--- START OF EXTRACTED MATERIAL ---
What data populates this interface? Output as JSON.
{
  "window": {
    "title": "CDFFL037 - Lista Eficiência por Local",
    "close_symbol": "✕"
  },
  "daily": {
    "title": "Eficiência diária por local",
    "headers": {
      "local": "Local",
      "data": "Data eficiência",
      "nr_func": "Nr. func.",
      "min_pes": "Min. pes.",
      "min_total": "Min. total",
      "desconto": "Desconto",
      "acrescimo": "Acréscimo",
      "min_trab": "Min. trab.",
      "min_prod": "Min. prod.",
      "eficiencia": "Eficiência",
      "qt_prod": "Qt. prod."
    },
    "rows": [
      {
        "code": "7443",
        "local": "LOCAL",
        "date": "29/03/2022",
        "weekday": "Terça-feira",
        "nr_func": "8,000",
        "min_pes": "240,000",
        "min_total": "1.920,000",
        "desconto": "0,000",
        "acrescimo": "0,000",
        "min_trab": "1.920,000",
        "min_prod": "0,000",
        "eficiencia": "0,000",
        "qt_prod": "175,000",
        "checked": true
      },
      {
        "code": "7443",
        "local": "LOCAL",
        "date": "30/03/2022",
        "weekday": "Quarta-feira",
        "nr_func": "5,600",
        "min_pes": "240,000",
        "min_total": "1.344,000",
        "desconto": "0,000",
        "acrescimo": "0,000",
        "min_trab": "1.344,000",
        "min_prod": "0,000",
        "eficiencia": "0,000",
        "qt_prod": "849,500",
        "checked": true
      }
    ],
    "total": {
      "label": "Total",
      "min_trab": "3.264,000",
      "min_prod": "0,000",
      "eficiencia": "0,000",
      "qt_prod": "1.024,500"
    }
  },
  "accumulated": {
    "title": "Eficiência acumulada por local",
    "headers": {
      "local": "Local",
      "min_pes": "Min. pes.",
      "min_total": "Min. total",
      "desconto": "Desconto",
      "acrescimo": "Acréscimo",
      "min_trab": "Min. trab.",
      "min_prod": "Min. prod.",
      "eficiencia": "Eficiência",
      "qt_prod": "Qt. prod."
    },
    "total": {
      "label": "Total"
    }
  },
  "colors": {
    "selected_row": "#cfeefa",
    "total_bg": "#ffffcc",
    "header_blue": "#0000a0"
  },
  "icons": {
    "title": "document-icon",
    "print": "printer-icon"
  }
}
--- END OF EXTRACTED MATERIAL ---
--- START OF EXTRACTED MATERIAL ---
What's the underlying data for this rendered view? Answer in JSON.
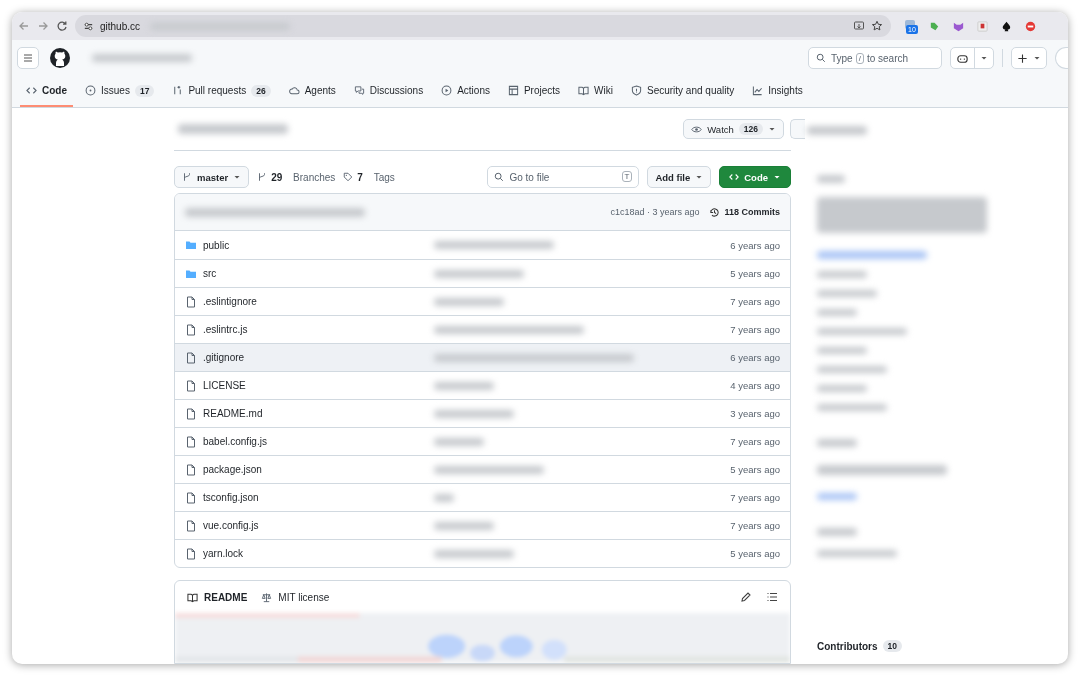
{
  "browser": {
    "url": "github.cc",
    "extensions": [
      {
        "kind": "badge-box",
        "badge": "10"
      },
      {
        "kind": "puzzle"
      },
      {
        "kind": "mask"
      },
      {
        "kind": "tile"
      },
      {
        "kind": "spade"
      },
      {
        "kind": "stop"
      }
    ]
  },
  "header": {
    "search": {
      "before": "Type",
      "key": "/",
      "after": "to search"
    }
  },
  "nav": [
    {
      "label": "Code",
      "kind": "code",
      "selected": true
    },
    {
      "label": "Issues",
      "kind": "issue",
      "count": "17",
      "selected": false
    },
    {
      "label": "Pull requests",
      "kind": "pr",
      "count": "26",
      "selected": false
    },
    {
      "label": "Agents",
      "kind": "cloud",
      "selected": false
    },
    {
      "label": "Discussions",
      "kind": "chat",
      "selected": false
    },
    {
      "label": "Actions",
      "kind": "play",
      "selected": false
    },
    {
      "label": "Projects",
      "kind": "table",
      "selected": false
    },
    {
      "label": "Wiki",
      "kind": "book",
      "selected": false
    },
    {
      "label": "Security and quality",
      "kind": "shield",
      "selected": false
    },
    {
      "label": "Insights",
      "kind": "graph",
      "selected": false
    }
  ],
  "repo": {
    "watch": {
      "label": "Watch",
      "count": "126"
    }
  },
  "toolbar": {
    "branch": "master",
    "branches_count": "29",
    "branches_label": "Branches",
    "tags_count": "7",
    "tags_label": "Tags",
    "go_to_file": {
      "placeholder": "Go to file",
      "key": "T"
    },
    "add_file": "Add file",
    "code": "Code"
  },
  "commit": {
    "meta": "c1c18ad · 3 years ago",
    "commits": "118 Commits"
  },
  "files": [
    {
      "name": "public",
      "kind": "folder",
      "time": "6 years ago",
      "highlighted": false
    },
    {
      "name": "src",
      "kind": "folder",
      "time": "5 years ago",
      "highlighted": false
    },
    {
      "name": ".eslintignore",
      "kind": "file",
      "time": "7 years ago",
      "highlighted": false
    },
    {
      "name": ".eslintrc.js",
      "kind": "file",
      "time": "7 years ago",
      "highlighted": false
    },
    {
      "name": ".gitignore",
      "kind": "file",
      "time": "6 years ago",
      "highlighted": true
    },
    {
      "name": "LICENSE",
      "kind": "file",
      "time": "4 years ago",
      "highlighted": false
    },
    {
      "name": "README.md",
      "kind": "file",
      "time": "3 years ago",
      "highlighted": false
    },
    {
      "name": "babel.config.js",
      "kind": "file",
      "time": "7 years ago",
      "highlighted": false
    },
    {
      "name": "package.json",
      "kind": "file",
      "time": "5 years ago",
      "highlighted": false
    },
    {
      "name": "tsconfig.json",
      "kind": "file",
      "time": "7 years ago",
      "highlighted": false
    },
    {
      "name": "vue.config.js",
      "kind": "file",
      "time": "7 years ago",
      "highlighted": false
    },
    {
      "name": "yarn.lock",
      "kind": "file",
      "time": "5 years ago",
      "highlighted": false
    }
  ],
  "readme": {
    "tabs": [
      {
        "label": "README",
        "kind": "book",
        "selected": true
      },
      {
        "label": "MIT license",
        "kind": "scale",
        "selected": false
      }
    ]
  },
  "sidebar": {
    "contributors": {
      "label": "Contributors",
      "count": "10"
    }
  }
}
--- END OF EXTRACTED MATERIAL ---
[YOUR GOAL]:
Working from the listing above, pick out every line that has "feira" and copy it.

[COMPLETED EXERCISE]:
        "weekday": "Terça-feira",
        "weekday": "Quarta-feira",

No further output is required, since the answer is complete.